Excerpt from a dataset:
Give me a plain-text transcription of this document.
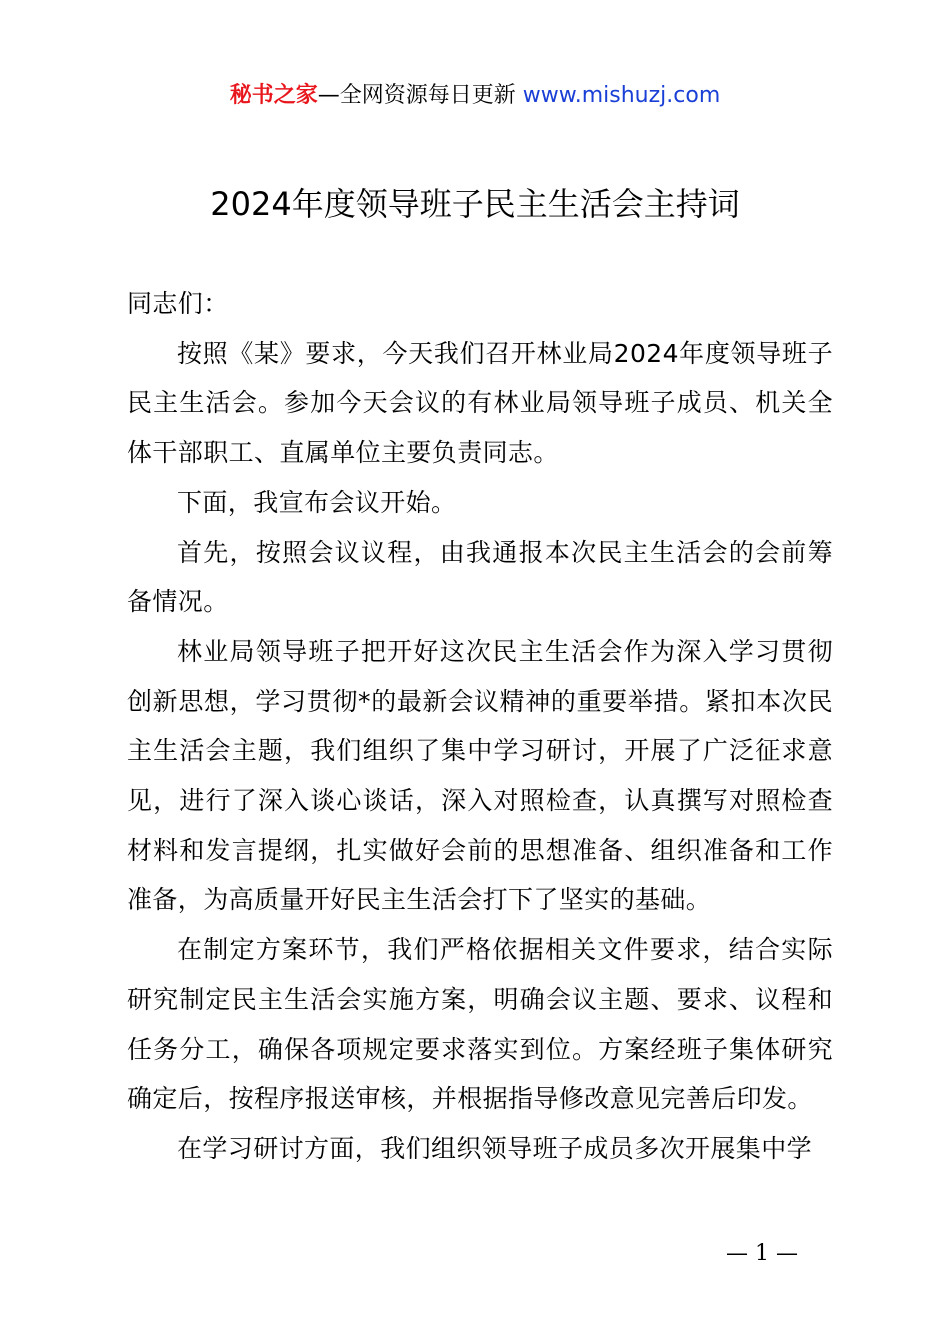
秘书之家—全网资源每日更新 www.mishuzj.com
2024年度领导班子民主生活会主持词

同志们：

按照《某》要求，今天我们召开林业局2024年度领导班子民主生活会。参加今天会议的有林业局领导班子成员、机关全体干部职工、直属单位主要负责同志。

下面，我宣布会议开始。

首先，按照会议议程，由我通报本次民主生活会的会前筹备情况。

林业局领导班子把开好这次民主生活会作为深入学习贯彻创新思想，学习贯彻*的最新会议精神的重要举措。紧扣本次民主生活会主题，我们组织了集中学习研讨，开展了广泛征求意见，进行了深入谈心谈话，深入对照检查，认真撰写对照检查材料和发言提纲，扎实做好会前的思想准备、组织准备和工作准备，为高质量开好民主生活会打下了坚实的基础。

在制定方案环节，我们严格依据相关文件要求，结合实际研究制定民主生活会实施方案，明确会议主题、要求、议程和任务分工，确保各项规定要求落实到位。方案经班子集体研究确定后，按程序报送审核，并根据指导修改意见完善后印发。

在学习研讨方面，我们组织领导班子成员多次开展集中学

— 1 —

Exercise brief. Repeat each entry precisely as it appears. Leave the pictures out.

Task solution.
Give me a plain-text transcription of this document.
秘书之家—全网资源每日更新 www.mishuzj.com
2024年度领导班子民主生活会主持词

同志们：

按照《某》要求，今天我们召开林业局2024年度领导班子民主生活会。参加今天会议的有林业局领导班子成员、机关全体干部职工、直属单位主要负责同志。

下面，我宣布会议开始。

首先，按照会议议程，由我通报本次民主生活会的会前筹备情况。

林业局领导班子把开好这次民主生活会作为深入学习贯彻创新思想，学习贯彻*的最新会议精神的重要举措。紧扣本次民主生活会主题，我们组织了集中学习研讨，开展了广泛征求意见，进行了深入谈心谈话，深入对照检查，认真撰写对照检查材料和发言提纲，扎实做好会前的思想准备、组织准备和工作准备，为高质量开好民主生活会打下了坚实的基础。

在制定方案环节，我们严格依据相关文件要求，结合实际研究制定民主生活会实施方案，明确会议主题、要求、议程和任务分工，确保各项规定要求落实到位。方案经班子集体研究确定后，按程序报送审核，并根据指导修改意见完善后印发。

在学习研讨方面，我们组织领导班子成员多次开展集中学

— 1 —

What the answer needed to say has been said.